--- begin ---

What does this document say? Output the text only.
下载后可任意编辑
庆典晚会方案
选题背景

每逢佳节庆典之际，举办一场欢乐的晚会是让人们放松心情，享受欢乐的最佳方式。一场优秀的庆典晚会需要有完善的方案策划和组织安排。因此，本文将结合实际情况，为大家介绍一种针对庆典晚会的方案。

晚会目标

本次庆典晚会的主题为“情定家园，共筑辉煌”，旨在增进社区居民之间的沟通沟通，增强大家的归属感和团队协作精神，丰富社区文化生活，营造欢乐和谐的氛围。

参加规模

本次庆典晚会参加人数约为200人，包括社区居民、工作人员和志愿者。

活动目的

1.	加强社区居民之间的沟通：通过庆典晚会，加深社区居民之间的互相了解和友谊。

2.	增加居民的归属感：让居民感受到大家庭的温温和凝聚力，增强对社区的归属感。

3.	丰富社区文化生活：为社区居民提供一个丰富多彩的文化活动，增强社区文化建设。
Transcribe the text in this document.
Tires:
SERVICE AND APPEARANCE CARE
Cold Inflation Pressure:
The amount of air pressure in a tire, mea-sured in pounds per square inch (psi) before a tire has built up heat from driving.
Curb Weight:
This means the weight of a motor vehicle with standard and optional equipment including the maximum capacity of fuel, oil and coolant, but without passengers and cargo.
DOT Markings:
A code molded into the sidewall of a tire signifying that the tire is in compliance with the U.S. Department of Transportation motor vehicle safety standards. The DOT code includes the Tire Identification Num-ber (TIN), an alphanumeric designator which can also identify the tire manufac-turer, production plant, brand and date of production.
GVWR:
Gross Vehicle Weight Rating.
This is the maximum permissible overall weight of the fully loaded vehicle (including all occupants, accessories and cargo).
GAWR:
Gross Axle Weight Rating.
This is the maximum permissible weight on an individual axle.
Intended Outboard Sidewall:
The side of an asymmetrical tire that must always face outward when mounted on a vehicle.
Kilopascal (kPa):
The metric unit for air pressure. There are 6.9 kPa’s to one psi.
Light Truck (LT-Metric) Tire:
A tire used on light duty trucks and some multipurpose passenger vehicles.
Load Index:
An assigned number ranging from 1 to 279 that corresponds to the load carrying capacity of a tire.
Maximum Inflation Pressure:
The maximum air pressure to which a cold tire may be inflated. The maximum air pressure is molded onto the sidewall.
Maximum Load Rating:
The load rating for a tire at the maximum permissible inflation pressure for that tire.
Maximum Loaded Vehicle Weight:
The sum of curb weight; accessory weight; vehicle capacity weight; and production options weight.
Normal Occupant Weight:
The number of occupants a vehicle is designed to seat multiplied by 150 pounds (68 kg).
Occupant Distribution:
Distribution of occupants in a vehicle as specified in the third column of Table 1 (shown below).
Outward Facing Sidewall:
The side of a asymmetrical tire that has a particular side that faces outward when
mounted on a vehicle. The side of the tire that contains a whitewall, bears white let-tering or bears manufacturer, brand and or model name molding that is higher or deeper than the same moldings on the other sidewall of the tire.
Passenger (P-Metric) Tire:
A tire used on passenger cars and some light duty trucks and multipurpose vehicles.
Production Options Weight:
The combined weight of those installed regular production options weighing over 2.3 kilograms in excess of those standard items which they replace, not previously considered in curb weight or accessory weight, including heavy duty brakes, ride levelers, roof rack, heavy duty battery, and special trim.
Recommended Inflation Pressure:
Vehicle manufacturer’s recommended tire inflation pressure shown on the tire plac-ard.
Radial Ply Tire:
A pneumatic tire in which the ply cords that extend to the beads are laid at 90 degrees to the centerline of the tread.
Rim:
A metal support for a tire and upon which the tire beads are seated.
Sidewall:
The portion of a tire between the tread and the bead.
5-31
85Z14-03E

--- end ---

[Short problem]:
Copy all of the data exactly.

[Answer to the task]:
What does this document say? Output the text only.
下载后可任意编辑
庆典晚会方案
选题背景

每逢佳节庆典之际，举办一场欢乐的晚会是让人们放松心情，享受欢乐的最佳方式。一场优秀的庆典晚会需要有完善的方案策划和组织安排。因此，本文将结合实际情况，为大家介绍一种针对庆典晚会的方案。

晚会目标

本次庆典晚会的主题为“情定家园，共筑辉煌”，旨在增进社区居民之间的沟通沟通，增强大家的归属感和团队协作精神，丰富社区文化生活，营造欢乐和谐的氛围。

参加规模

本次庆典晚会参加人数约为200人，包括社区居民、工作人员和志愿者。

活动目的

1.	加强社区居民之间的沟通：通过庆典晚会，加深社区居民之间的互相了解和友谊。

2.	增加居民的归属感：让居民感受到大家庭的温温和凝聚力，增强对社区的归属感。

3.	丰富社区文化生活：为社区居民提供一个丰富多彩的文化活动，增强社区文化建设。
Transcribe the text in this document.
Tires:
SERVICE AND APPEARANCE CARE
Cold Inflation Pressure:
The amount of air pressure in a tire, mea-sured in pounds per square inch (psi) before a tire has built up heat from driving.
Curb Weight:
This means the weight of a motor vehicle with standard and optional equipment including the maximum capacity of fuel, oil and coolant, but without passengers and cargo.
DOT Markings:
A code molded into the sidewall of a tire signifying that the tire is in compliance with the U.S. Department of Transportation motor vehicle safety standards. The DOT code includes the Tire Identification Num-ber (TIN), an alphanumeric designator which can also identify the tire manufac-turer, production plant, brand and date of production.
GVWR:
Gross Vehicle Weight Rating.
This is the maximum permissible overall weight of the fully loaded vehicle (including all occupants, accessories and cargo).
GAWR:
Gross Axle Weight Rating.
This is the maximum permissible weight on an individual axle.
Intended Outboard Sidewall:
The side of an asymmetrical tire that must always face outward when mounted on a vehicle.
Kilopascal (kPa):
The metric unit for air pressure. There are 6.9 kPa’s to one psi.
Light Truck (LT-Metric) Tire:
A tire used on light duty trucks and some multipurpose passenger vehicles.
Load Index:
An assigned number ranging from 1 to 279 that corresponds to the load carrying capacity of a tire.
Maximum Inflation Pressure:
The maximum air pressure to which a cold tire may be inflated. The maximum air pressure is molded onto the sidewall.
Maximum Load Rating:
The load rating for a tire at the maximum permissible inflation pressure for that tire.
Maximum Loaded Vehicle Weight:
The sum of curb weight; accessory weight; vehicle capacity weight; and production options weight.
Normal Occupant Weight:
The number of occupants a vehicle is designed to seat multiplied by 150 pounds (68 kg).
Occupant Distribution:
Distribution of occupants in a vehicle as specified in the third column of Table 1 (shown below).
Outward Facing Sidewall:
The side of a asymmetrical tire that has a particular side that faces outward when
mounted on a vehicle. The side of the tire that contains a whitewall, bears white let-tering or bears manufacturer, brand and or model name molding that is higher or deeper than the same moldings on the other sidewall of the tire.
Passenger (P-Metric) Tire:
A tire used on passenger cars and some light duty trucks and multipurpose vehicles.
Production Options Weight:
The combined weight of those installed regular production options weighing over 2.3 kilograms in excess of those standard items which they replace, not previously considered in curb weight or accessory weight, including heavy duty brakes, ride levelers, roof rack, heavy duty battery, and special trim.
Recommended Inflation Pressure:
Vehicle manufacturer’s recommended tire inflation pressure shown on the tire plac-ard.
Radial Ply Tire:
A pneumatic tire in which the ply cords that extend to the beads are laid at 90 degrees to the centerline of the tread.
Rim:
A metal support for a tire and upon which the tire beads are seated.
Sidewall:
The portion of a tire between the tread and the bead.
5-31
85Z14-03E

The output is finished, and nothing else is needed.